Stored records
»»
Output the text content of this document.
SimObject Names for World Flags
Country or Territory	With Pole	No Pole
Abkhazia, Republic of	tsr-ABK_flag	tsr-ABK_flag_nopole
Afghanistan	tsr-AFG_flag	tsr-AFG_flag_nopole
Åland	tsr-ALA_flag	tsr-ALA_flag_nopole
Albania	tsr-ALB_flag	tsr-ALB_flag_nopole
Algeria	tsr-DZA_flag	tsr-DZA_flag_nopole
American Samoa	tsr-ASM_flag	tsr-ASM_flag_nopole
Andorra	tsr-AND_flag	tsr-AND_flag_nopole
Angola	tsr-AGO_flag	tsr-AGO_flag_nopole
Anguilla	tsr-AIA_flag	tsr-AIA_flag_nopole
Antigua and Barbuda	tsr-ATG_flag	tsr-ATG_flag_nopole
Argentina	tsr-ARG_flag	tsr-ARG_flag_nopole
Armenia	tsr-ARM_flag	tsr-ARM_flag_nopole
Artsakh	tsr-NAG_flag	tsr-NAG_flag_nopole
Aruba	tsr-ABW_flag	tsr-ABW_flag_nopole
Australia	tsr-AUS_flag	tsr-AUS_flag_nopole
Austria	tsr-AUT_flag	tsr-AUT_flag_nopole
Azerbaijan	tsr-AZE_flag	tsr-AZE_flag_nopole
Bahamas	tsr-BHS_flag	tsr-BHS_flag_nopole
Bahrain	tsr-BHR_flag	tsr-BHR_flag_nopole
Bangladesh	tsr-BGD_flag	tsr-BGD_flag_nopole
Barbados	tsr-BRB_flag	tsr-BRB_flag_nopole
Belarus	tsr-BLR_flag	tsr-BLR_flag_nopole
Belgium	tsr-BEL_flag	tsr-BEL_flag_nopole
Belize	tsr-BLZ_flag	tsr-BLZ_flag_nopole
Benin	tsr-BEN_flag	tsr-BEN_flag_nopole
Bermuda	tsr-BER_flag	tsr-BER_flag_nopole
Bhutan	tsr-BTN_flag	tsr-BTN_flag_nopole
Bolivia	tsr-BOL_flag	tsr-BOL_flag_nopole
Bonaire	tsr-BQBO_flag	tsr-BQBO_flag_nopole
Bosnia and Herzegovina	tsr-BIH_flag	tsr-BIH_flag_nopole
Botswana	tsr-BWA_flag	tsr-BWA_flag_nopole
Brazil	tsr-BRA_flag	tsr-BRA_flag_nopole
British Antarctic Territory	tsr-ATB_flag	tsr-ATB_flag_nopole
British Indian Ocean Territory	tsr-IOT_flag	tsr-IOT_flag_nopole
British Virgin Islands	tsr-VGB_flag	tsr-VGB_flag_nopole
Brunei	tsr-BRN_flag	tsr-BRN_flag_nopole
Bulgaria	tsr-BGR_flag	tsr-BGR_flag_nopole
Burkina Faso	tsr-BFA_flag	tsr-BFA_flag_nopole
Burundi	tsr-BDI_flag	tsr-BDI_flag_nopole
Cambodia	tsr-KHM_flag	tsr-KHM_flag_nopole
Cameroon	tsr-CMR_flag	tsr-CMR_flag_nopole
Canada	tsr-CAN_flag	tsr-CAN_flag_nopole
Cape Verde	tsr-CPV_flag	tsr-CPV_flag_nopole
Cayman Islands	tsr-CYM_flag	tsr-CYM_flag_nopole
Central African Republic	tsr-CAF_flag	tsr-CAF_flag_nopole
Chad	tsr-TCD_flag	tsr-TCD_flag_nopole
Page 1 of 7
««
**TO DO:** Filter the records down to the lines that contain the string "Territory", and copy those lines.

**EXERCISE RESULT:**
Country or Territory	With Pole	No Pole
British Antarctic Territory	tsr-ATB_flag	tsr-ATB_flag_nopole
British Indian Ocean Territory	tsr-IOT_flag	tsr-IOT_flag_nopole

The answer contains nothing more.